Written problem:
Write out the data below in full. Keep it exact.
──────── Materials provided
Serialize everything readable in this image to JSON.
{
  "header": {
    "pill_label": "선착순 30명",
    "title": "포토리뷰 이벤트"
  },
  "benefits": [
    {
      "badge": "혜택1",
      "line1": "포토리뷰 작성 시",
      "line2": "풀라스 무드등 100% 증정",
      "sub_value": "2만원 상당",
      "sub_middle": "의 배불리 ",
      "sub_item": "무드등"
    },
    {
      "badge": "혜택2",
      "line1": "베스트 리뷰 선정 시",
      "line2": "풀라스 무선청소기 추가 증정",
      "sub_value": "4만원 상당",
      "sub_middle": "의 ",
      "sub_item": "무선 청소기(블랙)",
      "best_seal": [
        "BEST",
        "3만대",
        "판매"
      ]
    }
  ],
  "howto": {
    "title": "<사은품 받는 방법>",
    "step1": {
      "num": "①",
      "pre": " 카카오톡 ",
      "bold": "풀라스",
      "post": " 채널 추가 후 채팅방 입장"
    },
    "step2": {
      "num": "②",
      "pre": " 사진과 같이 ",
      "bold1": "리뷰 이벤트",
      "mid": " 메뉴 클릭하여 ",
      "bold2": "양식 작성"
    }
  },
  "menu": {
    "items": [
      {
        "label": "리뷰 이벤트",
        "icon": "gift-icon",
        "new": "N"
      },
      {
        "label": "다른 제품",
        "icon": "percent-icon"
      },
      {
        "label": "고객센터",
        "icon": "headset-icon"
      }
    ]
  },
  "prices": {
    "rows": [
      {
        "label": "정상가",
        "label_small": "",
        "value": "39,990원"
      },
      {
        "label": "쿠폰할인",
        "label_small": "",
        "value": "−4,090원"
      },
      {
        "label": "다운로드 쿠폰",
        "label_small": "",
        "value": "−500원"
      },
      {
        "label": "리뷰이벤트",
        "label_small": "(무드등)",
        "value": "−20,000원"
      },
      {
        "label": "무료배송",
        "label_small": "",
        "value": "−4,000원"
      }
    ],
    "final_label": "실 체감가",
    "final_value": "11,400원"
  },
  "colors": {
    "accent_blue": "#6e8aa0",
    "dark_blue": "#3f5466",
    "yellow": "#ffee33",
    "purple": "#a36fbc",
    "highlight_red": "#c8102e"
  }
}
────────────────
Exercise answer:
Serialize everything readable in this image to JSON.
{
  "header": {
    "pill_label": "선착순 30명",
    "title": "포토리뷰 이벤트"
  },
  "benefits": [
    {
      "badge": "혜택1",
      "line1": "포토리뷰 작성 시",
      "line2": "풀라스 무드등 100% 증정",
      "sub_value": "2만원 상당",
      "sub_middle": "의 배불리 ",
      "sub_item": "무드등"
    },
    {
      "badge": "혜택2",
      "line1": "베스트 리뷰 선정 시",
      "line2": "풀라스 무선청소기 추가 증정",
      "sub_value": "4만원 상당",
      "sub_middle": "의 ",
      "sub_item": "무선 청소기(블랙)",
      "best_seal": [
        "BEST",
        "3만대",
        "판매"
      ]
    }
  ],
  "howto": {
    "title": "<사은품 받는 방법>",
    "step1": {
      "num": "①",
      "pre": " 카카오톡 ",
      "bold": "풀라스",
      "post": " 채널 추가 후 채팅방 입장"
    },
    "step2": {
      "num": "②",
      "pre": " 사진과 같이 ",
      "bold1": "리뷰 이벤트",
      "mid": " 메뉴 클릭하여 ",
      "bold2": "양식 작성"
    }
  },
  "menu": {
    "items": [
      {
        "label": "리뷰 이벤트",
        "icon": "gift-icon",
        "new": "N"
      },
      {
        "label": "다른 제품",
        "icon": "percent-icon"
      },
      {
        "label": "고객센터",
        "icon": "headset-icon"
      }
    ]
  },
  "prices": {
    "rows": [
      {
        "label": "정상가",
        "label_small": "",
        "value": "39,990원"
      },
      {
        "label": "쿠폰할인",
        "label_small": "",
        "value": "−4,090원"
      },
      {
        "label": "다운로드 쿠폰",
        "label_small": "",
        "value": "−500원"
      },
      {
        "label": "리뷰이벤트",
        "label_small": "(무드등)",
        "value": "−20,000원"
      },
      {
        "label": "무료배송",
        "label_small": "",
        "value": "−4,000원"
      }
    ],
    "final_label": "실 체감가",
    "final_value": "11,400원"
  },
  "colors": {
    "accent_blue": "#6e8aa0",
    "dark_blue": "#3f5466",
    "yellow": "#ffee33",
    "purple": "#a36fbc",
    "highlight_red": "#c8102e"
  }
}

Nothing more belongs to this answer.